WHAT IS NEEDED:
Repeat every record below exactly as written.

Stored records
________

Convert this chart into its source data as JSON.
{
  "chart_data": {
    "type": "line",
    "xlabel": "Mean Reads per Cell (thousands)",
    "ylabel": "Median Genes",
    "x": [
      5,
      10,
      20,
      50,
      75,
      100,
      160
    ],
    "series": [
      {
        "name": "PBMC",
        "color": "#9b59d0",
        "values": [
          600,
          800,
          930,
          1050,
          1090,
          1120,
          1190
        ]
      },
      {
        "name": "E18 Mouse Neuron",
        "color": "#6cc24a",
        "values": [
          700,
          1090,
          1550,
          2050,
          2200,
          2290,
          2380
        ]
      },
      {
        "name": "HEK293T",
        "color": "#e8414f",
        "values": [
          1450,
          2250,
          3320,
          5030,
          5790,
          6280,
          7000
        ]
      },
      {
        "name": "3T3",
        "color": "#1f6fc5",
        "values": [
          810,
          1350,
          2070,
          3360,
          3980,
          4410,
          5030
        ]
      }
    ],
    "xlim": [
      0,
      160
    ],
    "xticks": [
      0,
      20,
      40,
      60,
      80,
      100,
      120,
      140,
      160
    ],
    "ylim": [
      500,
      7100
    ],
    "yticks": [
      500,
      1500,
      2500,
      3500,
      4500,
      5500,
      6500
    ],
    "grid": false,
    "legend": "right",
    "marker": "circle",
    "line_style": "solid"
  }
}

________

EXERCISE ANSWER:
Convert this chart into its source data as JSON.
{
  "chart_data": {
    "type": "line",
    "xlabel": "Mean Reads per Cell (thousands)",
    "ylabel": "Median Genes",
    "x": [
      5,
      10,
      20,
      50,
      75,
      100,
      160
    ],
    "series": [
      {
        "name": "PBMC",
        "color": "#9b59d0",
        "values": [
          600,
          800,
          930,
          1050,
          1090,
          1120,
          1190
        ]
      },
      {
        "name": "E18 Mouse Neuron",
        "color": "#6cc24a",
        "values": [
          700,
          1090,
          1550,
          2050,
          2200,
          2290,
          2380
        ]
      },
      {
        "name": "HEK293T",
        "color": "#e8414f",
        "values": [
          1450,
          2250,
          3320,
          5030,
          5790,
          6280,
          7000
        ]
      },
      {
        "name": "3T3",
        "color": "#1f6fc5",
        "values": [
          810,
          1350,
          2070,
          3360,
          3980,
          4410,
          5030
        ]
      }
    ],
    "xlim": [
      0,
      160
    ],
    "xticks": [
      0,
      20,
      40,
      60,
      80,
      100,
      120,
      140,
      160
    ],
    "ylim": [
      500,
      7100
    ],
    "yticks": [
      500,
      1500,
      2500,
      3500,
      4500,
      5500,
      6500
    ],
    "grid": false,
    "legend": "right",
    "marker": "circle",
    "line_style": "solid"
  }
}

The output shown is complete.